# Stated task
Give back every line exactly as it appears, pictures excluded.
Start
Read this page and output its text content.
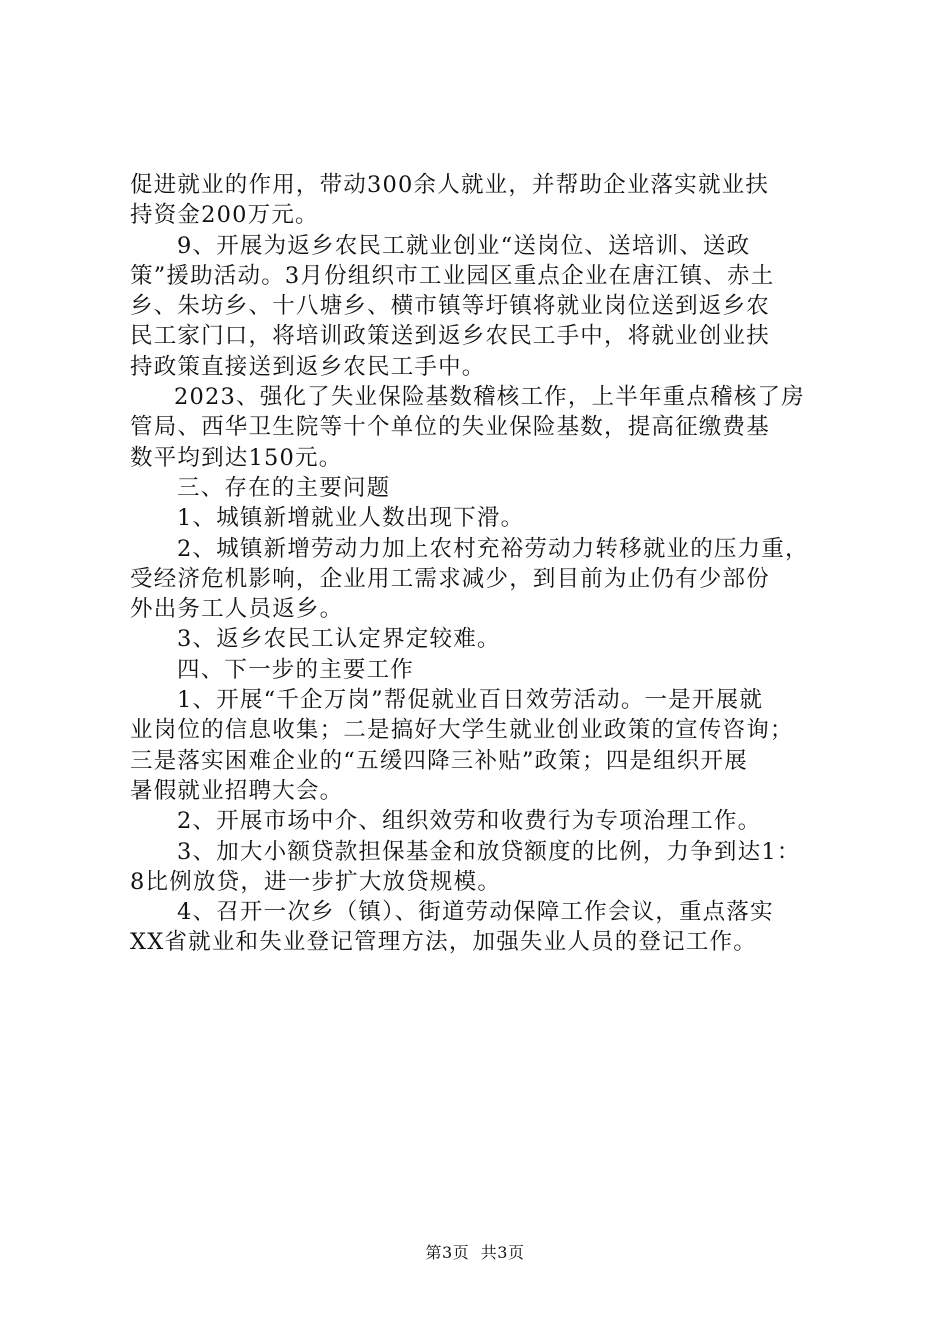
促进就业的作用，带动300余人就业，并帮助企业落实就业扶
持资金200万元。
9、开展为返乡农民工就业创业“送岗位、送培训、送政
策”援助活动。3月份组织市工业园区重点企业在唐江镇、赤土
乡、朱坊乡、十八塘乡、横市镇等圩镇将就业岗位送到返乡农
民工家门口，将培训政策送到返乡农民工手中，将就业创业扶
持政策直接送到返乡农民工手中。
2023、强化了失业保险基数稽核工作，上半年重点稽核了房
管局、西华卫生院等十个单位的失业保险基数，提高征缴费基
数平均到达150元。
三、存在的主要问题
1、城镇新增就业人数出现下滑。
2、城镇新增劳动力加上农村充裕劳动力转移就业的压力重，
受经济危机影响，企业用工需求减少，到目前为止仍有少部份
外出务工人员返乡。
3、返乡农民工认定界定较难。
四、下一步的主要工作
1、开展“千企万岗”帮促就业百日效劳活动。一是开展就
业岗位的信息收集；二是搞好大学生就业创业政策的宣传咨询；
三是落实困难企业的“五缓四降三补贴”政策；四是组织开展
暑假就业招聘大会。
2、开展市场中介、组织效劳和收费行为专项治理工作。
3、加大小额贷款担保基金和放贷额度的比例，力争到达1：
8比例放贷，进一步扩大放贷规模。
4、召开一次乡（镇）、街道劳动保障工作会议，重点落实
XX省就业和失业登记管理方法，加强失业人员的登记工作。
第3页 共3页
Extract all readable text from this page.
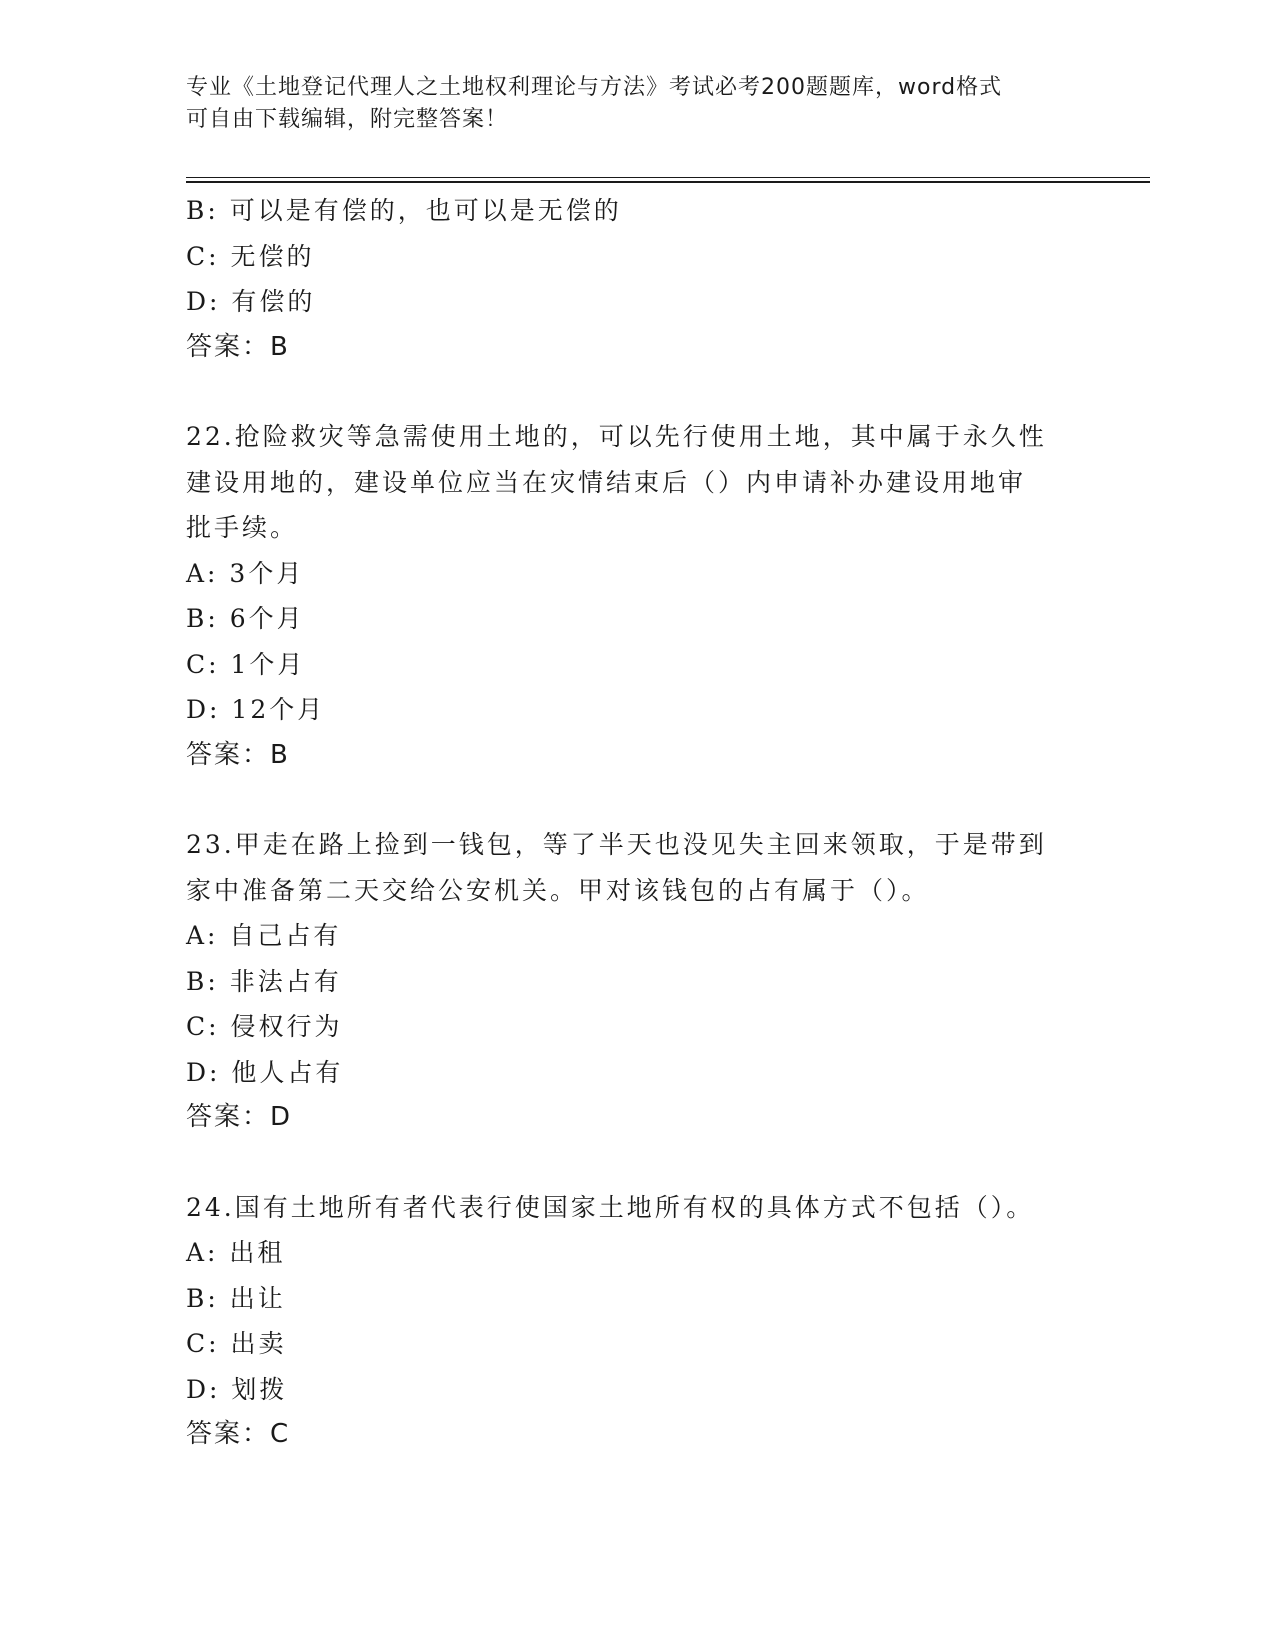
专业《土地登记代理人之土地权利理论与方法》考试必考200题题库，word格式
可自由下载编辑，附完整答案！
B: 可以是有偿的，也可以是无偿的
C: 无偿的
D: 有偿的
答案：B
22.抢险救灾等急需使用土地的，可以先行使用土地，其中属于永久性
建设用地的，建设单位应当在灾情结束后（）内申请补办建设用地审
批手续。
A: 3个月
B: 6个月
C: 1个月
D: 12个月
答案：B
23.甲走在路上捡到一钱包，等了半天也没见失主回来领取，于是带到
家中准备第二天交给公安机关。甲对该钱包的占有属于（）。
A: 自己占有
B: 非法占有
C: 侵权行为
D: 他人占有
答案：D
24.国有土地所有者代表行使国家土地所有权的具体方式不包括（）。
A: 出租
B: 出让
C: 出卖
D: 划拨
答案：C
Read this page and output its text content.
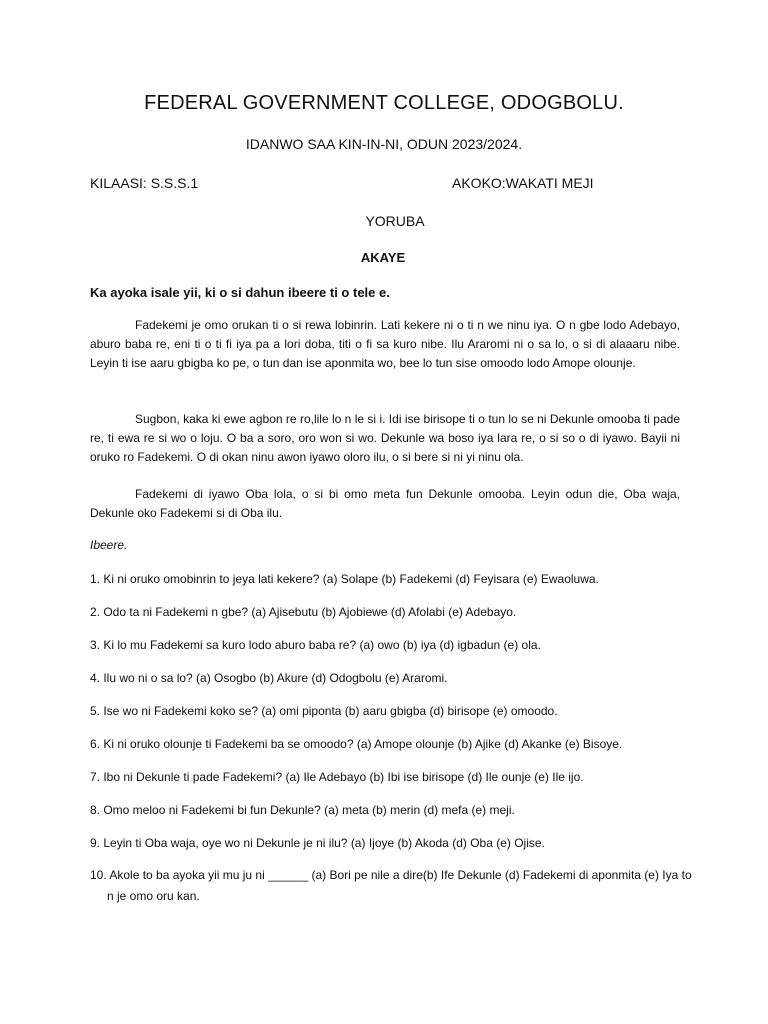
FEDERAL GOVERNMENT COLLEGE, ODOGBOLU.
IDANWO SAA KIN-IN-NI, ODUN 2023/2024.
KILAASI: S.S.S.1	AKOKO:WAKATI MEJI
YORUBA
AKAYE
Ka ayoka isale yii, ki o si dahun ibeere ti o tele e.
Fadekemi je omo orukan ti o si rewa lobinrin. Lati kekere ni o ti n we ninu iya. O n gbe lodo Adebayo, aburo baba re, eni ti o ti fi iya pa a lori doba, titi o fi sa kuro nibe. Ilu Araromi ni o sa lo, o si di alaaaru nibe. Leyin ti ise aaru gbigba ko pe, o tun dan ise aponmita wo, bee lo tun sise omoodo lodo Amope olounje.
Sugbon, kaka ki ewe agbon re ro,lile lo n le si i. Idi ise birisope ti o tun lo se ni Dekunle omooba ti pade re, ti ewa re si wo o loju. O ba a soro, oro won si wo. Dekunle wa boso iya lara re, o si so o di iyawo. Bayii ni oruko ro Fadekemi. O di okan ninu awon iyawo oloro ilu, o si bere si ni yi ninu ola.
Fadekemi di iyawo Oba lola, o si bi omo meta fun Dekunle omooba. Leyin odun die, Oba waja, Dekunle oko Fadekemi si di Oba ilu.
Ibeere.
1. Ki ni oruko omobinrin to jeya lati kekere? (a) Solape (b) Fadekemi (d) Feyisara (e) Ewaoluwa.
2. Odo ta ni Fadekemi n gbe? (a) Ajisebutu (b) Ajobiewe (d) Afolabi (e) Adebayo.
3. Ki lo mu Fadekemi sa kuro lodo aburo baba re? (a) owo (b) iya (d) igbadun (e) ola.
4. Ilu wo ni o sa lo? (a) Osogbo (b) Akure (d) Odogbolu (e) Araromi.
5. Ise wo ni Fadekemi koko se? (a) omi piponta (b) aaru gbigba (d) birisope (e) omoodo.
6. Ki ni oruko olounje ti Fadekemi ba se omoodo? (a) Amope olounje (b) Ajike (d) Akanke (e) Bisoye.
7. Ibo ni Dekunle ti pade Fadekemi? (a) Ile Adebayo (b) Ibi ise birisope (d) Ile ounje (e) Ile ijo.
8. Omo meloo ni Fadekemi bi fun Dekunle? (a) meta (b) merin (d) mefa (e) meji.
9. Leyin ti Oba waja, oye wo ni Dekunle je ni ilu? (a) Ijoye (b) Akoda (d) Oba (e) Ojise.
10. Akole to ba ayoka yii mu ju ni ______ (a) Bori pe nile a dire(b) Ife Dekunle (d) Fadekemi di aponmita (e) Iya to n je omo oru kan.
End
# Solution to this task
Read this page and output its text content.
促进就业的作用，带动300余人就业，并帮助企业落实就业扶
持资金200万元。
9、开展为返乡农民工就业创业“送岗位、送培训、送政
策”援助活动。3月份组织市工业园区重点企业在唐江镇、赤土
乡、朱坊乡、十八塘乡、横市镇等圩镇将就业岗位送到返乡农
民工家门口，将培训政策送到返乡农民工手中，将就业创业扶
持政策直接送到返乡农民工手中。
2023、强化了失业保险基数稽核工作，上半年重点稽核了房
管局、西华卫生院等十个单位的失业保险基数，提高征缴费基
数平均到达150元。
三、存在的主要问题
1、城镇新增就业人数出现下滑。
2、城镇新增劳动力加上农村充裕劳动力转移就业的压力重，
受经济危机影响，企业用工需求减少，到目前为止仍有少部份
外出务工人员返乡。
3、返乡农民工认定界定较难。
四、下一步的主要工作
1、开展“千企万岗”帮促就业百日效劳活动。一是开展就
业岗位的信息收集；二是搞好大学生就业创业政策的宣传咨询；
三是落实困难企业的“五缓四降三补贴”政策；四是组织开展
暑假就业招聘大会。
2、开展市场中介、组织效劳和收费行为专项治理工作。
3、加大小额贷款担保基金和放贷额度的比例，力争到达1：
8比例放贷，进一步扩大放贷规模。
4、召开一次乡（镇）、街道劳动保障工作会议，重点落实
XX省就业和失业登记管理方法，加强失业人员的登记工作。
第3页 共3页
Extract all readable text from this page.
专业《土地登记代理人之土地权利理论与方法》考试必考200题题库，word格式
可自由下载编辑，附完整答案！
B: 可以是有偿的，也可以是无偿的
C: 无偿的
D: 有偿的
答案：B
22.抢险救灾等急需使用土地的，可以先行使用土地，其中属于永久性
建设用地的，建设单位应当在灾情结束后（）内申请补办建设用地审
批手续。
A: 3个月
B: 6个月
C: 1个月
D: 12个月
答案：B
23.甲走在路上捡到一钱包，等了半天也没见失主回来领取，于是带到
家中准备第二天交给公安机关。甲对该钱包的占有属于（）。
A: 自己占有
B: 非法占有
C: 侵权行为
D: 他人占有
答案：D
24.国有土地所有者代表行使国家土地所有权的具体方式不包括（）。
A: 出租
B: 出让
C: 出卖
D: 划拨
答案：C
Read this page and output its text content.
FEDERAL GOVERNMENT COLLEGE, ODOGBOLU.
IDANWO SAA KIN-IN-NI, ODUN 2023/2024.
KILAASI: S.S.S.1	AKOKO:WAKATI MEJI
YORUBA
AKAYE
Ka ayoka isale yii, ki o si dahun ibeere ti o tele e.
Fadekemi je omo orukan ti o si rewa lobinrin. Lati kekere ni o ti n we ninu iya. O n gbe lodo Adebayo, aburo baba re, eni ti o ti fi iya pa a lori doba, titi o fi sa kuro nibe. Ilu Araromi ni o sa lo, o si di alaaaru nibe. Leyin ti ise aaru gbigba ko pe, o tun dan ise aponmita wo, bee lo tun sise omoodo lodo Amope olounje.
Sugbon, kaka ki ewe agbon re ro,lile lo n le si i. Idi ise birisope ti o tun lo se ni Dekunle omooba ti pade re, ti ewa re si wo o loju. O ba a soro, oro won si wo. Dekunle wa boso iya lara re, o si so o di iyawo. Bayii ni oruko ro Fadekemi. O di okan ninu awon iyawo oloro ilu, o si bere si ni yi ninu ola.
Fadekemi di iyawo Oba lola, o si bi omo meta fun Dekunle omooba. Leyin odun die, Oba waja, Dekunle oko Fadekemi si di Oba ilu.
Ibeere.
1. Ki ni oruko omobinrin to jeya lati kekere? (a) Solape (b) Fadekemi (d) Feyisara (e) Ewaoluwa.
2. Odo ta ni Fadekemi n gbe? (a) Ajisebutu (b) Ajobiewe (d) Afolabi (e) Adebayo.
3. Ki lo mu Fadekemi sa kuro lodo aburo baba re? (a) owo (b) iya (d) igbadun (e) ola.
4. Ilu wo ni o sa lo? (a) Osogbo (b) Akure (d) Odogbolu (e) Araromi.
5. Ise wo ni Fadekemi koko se? (a) omi piponta (b) aaru gbigba (d) birisope (e) omoodo.
6. Ki ni oruko olounje ti Fadekemi ba se omoodo? (a) Amope olounje (b) Ajike (d) Akanke (e) Bisoye.
7. Ibo ni Dekunle ti pade Fadekemi? (a) Ile Adebayo (b) Ibi ise birisope (d) Ile ounje (e) Ile ijo.
8. Omo meloo ni Fadekemi bi fun Dekunle? (a) meta (b) merin (d) mefa (e) meji.
9. Leyin ti Oba waja, oye wo ni Dekunle je ni ilu? (a) Ijoye (b) Akoda (d) Oba (e) Ojise.
10. Akole to ba ayoka yii mu ju ni ______ (a) Bori pe nile a dire(b) Ife Dekunle (d) Fadekemi di aponmita (e) Iya to n je omo oru kan.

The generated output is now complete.